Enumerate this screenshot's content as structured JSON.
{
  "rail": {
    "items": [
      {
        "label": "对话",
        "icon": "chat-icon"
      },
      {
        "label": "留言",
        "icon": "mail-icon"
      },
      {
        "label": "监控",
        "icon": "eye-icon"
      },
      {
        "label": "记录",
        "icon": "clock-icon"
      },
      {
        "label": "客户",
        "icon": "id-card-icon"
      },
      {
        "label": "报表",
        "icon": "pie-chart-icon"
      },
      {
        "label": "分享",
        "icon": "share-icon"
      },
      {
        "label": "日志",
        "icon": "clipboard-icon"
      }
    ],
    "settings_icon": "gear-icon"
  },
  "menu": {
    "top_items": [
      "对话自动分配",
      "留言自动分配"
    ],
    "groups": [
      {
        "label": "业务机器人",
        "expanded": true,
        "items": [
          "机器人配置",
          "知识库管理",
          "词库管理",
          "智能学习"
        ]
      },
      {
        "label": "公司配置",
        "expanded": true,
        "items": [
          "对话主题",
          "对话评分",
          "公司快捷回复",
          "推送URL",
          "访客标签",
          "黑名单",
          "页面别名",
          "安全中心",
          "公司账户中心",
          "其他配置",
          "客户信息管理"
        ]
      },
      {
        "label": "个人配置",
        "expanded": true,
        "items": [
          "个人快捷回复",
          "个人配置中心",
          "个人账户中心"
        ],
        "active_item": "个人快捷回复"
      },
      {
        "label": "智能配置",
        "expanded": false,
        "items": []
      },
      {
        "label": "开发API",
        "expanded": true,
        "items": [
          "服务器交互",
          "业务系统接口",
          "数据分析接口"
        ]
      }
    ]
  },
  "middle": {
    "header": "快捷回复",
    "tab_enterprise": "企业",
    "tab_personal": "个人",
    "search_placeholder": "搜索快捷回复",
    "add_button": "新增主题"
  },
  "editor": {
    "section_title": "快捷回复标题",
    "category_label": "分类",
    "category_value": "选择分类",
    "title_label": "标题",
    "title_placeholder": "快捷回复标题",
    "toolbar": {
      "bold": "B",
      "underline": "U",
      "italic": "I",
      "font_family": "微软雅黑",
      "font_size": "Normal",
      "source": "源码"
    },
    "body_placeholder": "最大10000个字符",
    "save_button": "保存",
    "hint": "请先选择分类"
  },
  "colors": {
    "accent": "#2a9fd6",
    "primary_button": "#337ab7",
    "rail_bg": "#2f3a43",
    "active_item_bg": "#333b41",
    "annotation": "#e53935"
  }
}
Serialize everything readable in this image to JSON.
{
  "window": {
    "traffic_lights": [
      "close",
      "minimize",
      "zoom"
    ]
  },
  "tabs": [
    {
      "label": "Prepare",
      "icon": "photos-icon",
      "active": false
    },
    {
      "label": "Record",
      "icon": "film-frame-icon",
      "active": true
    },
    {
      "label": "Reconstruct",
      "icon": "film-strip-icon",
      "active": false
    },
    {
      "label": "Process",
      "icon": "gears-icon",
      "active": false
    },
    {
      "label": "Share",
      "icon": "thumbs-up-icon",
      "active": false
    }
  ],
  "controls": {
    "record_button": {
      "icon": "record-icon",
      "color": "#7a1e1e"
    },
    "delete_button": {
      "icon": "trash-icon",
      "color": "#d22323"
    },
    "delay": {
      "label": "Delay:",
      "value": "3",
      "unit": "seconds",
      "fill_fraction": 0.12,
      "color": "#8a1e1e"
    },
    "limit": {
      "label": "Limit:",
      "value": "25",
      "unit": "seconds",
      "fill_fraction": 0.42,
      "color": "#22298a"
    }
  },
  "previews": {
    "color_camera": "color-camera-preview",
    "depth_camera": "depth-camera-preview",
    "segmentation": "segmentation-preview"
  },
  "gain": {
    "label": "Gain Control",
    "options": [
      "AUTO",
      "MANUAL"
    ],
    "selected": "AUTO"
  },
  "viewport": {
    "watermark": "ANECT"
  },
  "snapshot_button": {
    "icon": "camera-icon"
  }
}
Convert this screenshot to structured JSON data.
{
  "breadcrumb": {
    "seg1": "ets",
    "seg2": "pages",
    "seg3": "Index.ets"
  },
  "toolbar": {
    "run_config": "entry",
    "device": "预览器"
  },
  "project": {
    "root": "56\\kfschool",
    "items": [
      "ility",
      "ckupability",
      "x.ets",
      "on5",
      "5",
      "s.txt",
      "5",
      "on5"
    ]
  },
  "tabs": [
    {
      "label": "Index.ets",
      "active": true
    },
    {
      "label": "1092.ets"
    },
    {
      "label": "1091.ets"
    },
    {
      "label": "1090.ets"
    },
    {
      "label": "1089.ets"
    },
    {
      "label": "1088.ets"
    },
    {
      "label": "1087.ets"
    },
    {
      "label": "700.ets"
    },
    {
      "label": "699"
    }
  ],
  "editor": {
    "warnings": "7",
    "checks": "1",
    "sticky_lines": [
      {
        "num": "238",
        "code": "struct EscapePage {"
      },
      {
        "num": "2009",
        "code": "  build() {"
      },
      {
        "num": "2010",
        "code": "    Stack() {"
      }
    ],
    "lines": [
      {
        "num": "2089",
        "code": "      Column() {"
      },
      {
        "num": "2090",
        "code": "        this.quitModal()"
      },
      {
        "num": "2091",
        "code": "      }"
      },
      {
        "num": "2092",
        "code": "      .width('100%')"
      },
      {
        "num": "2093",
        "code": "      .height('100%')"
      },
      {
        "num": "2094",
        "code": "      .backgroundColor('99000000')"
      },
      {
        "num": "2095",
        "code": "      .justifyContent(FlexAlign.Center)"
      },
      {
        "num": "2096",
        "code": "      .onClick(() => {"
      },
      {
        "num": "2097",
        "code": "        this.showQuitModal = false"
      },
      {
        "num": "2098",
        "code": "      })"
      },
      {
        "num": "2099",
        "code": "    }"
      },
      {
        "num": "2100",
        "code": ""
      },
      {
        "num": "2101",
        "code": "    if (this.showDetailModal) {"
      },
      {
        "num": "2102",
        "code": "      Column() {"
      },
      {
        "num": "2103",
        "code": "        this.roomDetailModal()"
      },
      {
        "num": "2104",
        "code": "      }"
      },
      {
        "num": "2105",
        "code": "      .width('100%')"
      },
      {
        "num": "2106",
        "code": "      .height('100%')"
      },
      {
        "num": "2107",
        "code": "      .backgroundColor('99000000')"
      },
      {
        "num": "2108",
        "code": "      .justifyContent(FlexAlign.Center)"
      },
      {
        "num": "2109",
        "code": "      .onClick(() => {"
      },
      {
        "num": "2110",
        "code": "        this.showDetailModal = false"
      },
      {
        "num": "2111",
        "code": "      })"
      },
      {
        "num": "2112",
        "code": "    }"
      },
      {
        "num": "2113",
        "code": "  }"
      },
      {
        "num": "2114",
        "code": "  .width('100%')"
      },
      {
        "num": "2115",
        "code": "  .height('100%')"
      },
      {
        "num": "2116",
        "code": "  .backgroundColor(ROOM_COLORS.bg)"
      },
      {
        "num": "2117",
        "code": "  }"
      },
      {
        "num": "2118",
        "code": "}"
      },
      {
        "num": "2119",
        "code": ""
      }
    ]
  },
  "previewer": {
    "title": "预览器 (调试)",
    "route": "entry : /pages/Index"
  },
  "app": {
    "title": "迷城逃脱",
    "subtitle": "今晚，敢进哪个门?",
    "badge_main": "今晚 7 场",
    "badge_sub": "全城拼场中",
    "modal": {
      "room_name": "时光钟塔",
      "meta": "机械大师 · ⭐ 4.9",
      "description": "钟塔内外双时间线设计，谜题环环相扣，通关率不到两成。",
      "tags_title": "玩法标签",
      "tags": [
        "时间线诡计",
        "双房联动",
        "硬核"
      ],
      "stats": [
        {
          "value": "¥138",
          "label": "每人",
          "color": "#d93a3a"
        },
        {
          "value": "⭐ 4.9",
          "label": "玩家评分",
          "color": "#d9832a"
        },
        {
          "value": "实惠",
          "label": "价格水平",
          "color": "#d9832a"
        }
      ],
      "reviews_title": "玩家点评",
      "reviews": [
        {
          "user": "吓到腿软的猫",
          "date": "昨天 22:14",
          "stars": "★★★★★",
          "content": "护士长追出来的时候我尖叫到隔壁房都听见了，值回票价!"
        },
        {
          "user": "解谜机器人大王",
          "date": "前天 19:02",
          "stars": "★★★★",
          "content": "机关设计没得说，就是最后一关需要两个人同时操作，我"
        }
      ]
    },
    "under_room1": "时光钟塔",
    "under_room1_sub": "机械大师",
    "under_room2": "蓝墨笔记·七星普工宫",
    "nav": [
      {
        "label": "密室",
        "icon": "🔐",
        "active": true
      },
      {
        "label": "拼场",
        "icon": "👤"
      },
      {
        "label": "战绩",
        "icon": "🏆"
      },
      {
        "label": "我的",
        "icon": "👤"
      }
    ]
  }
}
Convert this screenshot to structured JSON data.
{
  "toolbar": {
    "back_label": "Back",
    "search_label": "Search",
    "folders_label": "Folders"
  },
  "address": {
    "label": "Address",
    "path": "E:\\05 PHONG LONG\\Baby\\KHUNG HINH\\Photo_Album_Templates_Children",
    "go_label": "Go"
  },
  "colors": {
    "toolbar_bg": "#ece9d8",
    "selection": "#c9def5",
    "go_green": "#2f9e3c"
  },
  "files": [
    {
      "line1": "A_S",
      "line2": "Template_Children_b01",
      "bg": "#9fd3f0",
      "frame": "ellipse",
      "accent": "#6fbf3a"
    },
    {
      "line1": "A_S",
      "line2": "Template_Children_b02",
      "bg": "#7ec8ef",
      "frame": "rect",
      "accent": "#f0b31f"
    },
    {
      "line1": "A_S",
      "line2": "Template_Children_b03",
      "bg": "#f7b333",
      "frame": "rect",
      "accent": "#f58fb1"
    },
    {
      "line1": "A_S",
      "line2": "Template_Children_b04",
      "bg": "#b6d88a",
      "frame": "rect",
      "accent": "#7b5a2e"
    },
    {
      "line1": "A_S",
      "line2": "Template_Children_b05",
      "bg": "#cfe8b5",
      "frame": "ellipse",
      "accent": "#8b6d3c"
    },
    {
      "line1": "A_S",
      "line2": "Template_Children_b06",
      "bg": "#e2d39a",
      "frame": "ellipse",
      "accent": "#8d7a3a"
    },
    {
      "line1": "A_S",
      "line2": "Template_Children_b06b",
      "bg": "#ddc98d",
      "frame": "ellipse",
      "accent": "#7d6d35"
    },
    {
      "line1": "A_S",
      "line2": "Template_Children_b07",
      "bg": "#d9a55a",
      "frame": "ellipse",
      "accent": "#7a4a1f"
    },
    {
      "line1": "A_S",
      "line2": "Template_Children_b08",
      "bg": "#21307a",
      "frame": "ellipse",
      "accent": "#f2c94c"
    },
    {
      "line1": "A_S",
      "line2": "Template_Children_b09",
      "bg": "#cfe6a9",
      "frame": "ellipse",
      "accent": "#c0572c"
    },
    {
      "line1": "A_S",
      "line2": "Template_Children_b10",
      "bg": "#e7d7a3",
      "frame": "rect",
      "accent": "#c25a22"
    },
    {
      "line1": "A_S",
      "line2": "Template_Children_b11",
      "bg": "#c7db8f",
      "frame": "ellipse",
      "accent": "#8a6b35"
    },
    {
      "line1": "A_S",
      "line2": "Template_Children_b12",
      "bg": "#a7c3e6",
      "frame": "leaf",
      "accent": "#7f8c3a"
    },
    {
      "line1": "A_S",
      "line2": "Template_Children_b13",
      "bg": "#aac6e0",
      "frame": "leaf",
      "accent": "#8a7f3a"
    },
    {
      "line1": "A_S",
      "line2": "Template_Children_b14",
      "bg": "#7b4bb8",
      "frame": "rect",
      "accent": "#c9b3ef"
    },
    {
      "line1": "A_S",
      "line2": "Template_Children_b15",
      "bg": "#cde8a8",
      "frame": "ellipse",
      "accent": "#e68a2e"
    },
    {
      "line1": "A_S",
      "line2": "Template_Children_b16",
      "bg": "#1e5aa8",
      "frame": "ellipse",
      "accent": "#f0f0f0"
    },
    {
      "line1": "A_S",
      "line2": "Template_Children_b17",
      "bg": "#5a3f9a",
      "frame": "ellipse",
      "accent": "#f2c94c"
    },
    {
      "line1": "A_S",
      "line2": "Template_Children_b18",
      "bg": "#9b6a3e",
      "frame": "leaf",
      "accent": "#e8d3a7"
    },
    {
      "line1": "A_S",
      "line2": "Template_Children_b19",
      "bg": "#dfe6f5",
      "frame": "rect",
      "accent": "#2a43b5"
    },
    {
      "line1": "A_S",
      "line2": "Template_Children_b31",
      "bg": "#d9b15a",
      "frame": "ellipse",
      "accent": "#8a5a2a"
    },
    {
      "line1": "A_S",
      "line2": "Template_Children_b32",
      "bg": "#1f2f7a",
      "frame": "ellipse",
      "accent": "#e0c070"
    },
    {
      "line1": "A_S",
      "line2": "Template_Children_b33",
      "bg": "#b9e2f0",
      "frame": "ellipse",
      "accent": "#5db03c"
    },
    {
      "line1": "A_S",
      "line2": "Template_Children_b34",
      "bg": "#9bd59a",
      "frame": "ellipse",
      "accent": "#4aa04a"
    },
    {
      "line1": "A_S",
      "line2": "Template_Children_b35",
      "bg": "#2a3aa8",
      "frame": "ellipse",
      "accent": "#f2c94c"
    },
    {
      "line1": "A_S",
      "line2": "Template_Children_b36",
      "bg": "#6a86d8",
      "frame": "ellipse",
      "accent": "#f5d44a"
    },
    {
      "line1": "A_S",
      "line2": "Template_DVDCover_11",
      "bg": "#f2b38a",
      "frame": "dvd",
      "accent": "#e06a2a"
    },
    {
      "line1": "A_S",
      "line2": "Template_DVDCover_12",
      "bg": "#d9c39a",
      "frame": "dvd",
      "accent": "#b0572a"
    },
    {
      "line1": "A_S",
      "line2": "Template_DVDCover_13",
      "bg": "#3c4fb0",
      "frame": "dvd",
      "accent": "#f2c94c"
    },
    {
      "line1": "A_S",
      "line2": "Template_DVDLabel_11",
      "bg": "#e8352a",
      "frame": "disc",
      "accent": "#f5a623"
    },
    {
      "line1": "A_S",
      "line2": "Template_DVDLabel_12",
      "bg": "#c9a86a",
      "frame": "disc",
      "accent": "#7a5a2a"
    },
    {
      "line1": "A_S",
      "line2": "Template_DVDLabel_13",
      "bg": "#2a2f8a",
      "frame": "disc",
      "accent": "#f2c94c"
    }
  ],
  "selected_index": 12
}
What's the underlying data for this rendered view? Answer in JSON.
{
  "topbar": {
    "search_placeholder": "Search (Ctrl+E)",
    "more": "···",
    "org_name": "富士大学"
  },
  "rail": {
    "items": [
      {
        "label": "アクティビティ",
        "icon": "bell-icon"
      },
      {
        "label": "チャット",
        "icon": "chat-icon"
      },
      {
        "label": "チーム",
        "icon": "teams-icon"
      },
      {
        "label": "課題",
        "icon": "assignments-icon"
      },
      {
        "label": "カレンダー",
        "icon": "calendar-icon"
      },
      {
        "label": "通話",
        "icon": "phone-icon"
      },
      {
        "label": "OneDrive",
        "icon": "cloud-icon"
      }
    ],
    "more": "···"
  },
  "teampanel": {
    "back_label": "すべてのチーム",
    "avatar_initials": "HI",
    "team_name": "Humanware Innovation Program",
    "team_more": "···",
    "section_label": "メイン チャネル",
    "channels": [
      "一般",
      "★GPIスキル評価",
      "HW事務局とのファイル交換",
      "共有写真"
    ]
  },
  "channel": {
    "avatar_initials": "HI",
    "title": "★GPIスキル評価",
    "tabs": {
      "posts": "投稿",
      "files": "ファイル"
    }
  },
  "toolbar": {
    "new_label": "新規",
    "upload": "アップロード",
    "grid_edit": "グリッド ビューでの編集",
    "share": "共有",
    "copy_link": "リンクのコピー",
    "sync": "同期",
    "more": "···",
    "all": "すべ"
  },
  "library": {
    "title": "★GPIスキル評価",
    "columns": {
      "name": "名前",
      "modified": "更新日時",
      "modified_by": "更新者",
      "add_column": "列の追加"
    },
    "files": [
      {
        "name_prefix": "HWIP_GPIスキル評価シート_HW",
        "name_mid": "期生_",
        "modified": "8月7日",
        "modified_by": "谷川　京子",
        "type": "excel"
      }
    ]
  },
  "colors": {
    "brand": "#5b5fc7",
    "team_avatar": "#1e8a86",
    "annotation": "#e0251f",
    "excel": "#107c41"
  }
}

**What the exercise asks:**
Above are some records. Report the number of their lines that include "JSON", and add nothing else.

**Exercise response:**
5